S3-Leitlinie zu cannabisbezogenen Störungen vorgelegt

Berlin – Eine neue S3-Leitlinie bündelt evidenzbasierte Empfehlungen für Diagnostik, Therapie und Versorgung von Jugendlichen und Erwachsenen mit cannabisbezogenen Störungen, darunter Missbrauch, Abhängigkeit und Entzugssyndromen.
Insgesamt 20 Fachgesellschaften, Berufs-, Betroffenen- und Angehörigenverbände haben an der Leitlinie mitgearbeitet. Die Federführung lag bei der Deutschen Gesellschaft für Suchtforschung und Suchttherapie (DG-Sucht), der Deutschen Gesellschaft für Kinder- und Jugendpsychiatrie, Psychosomatik und Psychotherapie (DGKJP) sowie der Deutschen Gesellschaft für Psychiatrie und Psychotherapie, Psychosomatik und Nervenheilkunde (DGPPN).
Das Institut für Qualität und Wirtschaftlichkeit im Gesundheitswesen (IQWiG) hat die Leitlinienarbeit im Auftrag des Bundesministeriums für Gesundheit (BMG) durch Evidenzberichte unterstützt.
In der deutschen ambulanten und stationären Suchthilfe ist Cannabis nach Alkohol der Hauptanlass für eine suchtspezifische Behandlung. Schätzungen zufolge erfüllen rund 1,5 Prozent der Erwachsenen und etwa 2,5 Prozent der Zwölf- bis 18-Jährigen in Deutschland die diagnostischen Kriterien einer cannabisbezogenen Störung. In der Gruppe der regelmäßig Konsumierenden entwickeln laut der Leitliniengruppe 33 Prozent eine Abhängigkeit.
„Ohne gezielte fachliche Unterstützung kann sich ein problematischer Konsum rasch chronifizieren – mit gravierenden Folgen wie schulischem Leistungsabfall, sozialem Rückzug und psychischen Belastungen“, erklärte Rainer Thomasius, einer der Koordinatoren der Leitlinie. Für die qualifizierte Entzugsbehandlung und Rehabilitation fehle es in Deutschland aber an Behandlungsplätzen, kritisierte er.

AUFGABENSTELLUNG: Geben Sie den Abschnitt aus dem Text zur Cannabis-Leitlinie zwischen „S3-Leitlinie zu cannabisbezogenen“ und „und Nervenheilkunde (DGPPN).“, beide Stellen eingeschlossen, wortgetreu wieder. Stützen Sie sich ausschließlich auf den Text zur Cannabis-Leitlinie.

UNTERSUCHTE DATEN:
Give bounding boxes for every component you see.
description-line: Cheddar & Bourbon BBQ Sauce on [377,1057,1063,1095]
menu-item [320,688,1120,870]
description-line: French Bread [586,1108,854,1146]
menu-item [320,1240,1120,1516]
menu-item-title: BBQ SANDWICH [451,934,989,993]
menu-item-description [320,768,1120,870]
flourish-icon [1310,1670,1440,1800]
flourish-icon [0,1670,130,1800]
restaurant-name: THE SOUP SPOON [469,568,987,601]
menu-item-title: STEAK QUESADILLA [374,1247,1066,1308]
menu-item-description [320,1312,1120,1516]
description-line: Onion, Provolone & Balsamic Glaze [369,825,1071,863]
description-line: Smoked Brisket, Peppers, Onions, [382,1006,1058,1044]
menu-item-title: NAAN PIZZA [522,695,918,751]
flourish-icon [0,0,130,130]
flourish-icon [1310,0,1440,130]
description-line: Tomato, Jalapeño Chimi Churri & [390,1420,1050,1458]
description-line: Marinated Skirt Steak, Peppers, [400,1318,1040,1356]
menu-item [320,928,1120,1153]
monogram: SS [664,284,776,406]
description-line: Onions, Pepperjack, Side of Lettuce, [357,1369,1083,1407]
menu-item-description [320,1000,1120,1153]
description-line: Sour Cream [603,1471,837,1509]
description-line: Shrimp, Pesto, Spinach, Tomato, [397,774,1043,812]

IHRE LÖSUNG:
S3-Leitlinie zu cannabisbezogenen Störungen vorgelegt

Berlin – Eine neue S3-Leitlinie bündelt evidenzbasierte Empfehlungen für Diagnostik, Therapie und Versorgung von Jugendlichen und Erwachsenen mit cannabisbezogenen Störungen, darunter Missbrauch, Abhängigkeit und Entzugssyndromen.
Insgesamt 20 Fachgesellschaften, Berufs-, Betroffenen- und Angehörigenverbände haben an der Leitlinie mitgearbeitet. Die Federführung lag bei der Deutschen Gesellschaft für Suchtforschung und Suchttherapie (DG-Sucht), der Deutschen Gesellschaft für Kinder- und Jugendpsychiatrie, Psychosomatik und Psychotherapie (DGKJP) sowie der Deutschen Gesellschaft für Psychiatrie und Psychotherapie, Psychosomatik und Nervenheilkunde (DGPPN).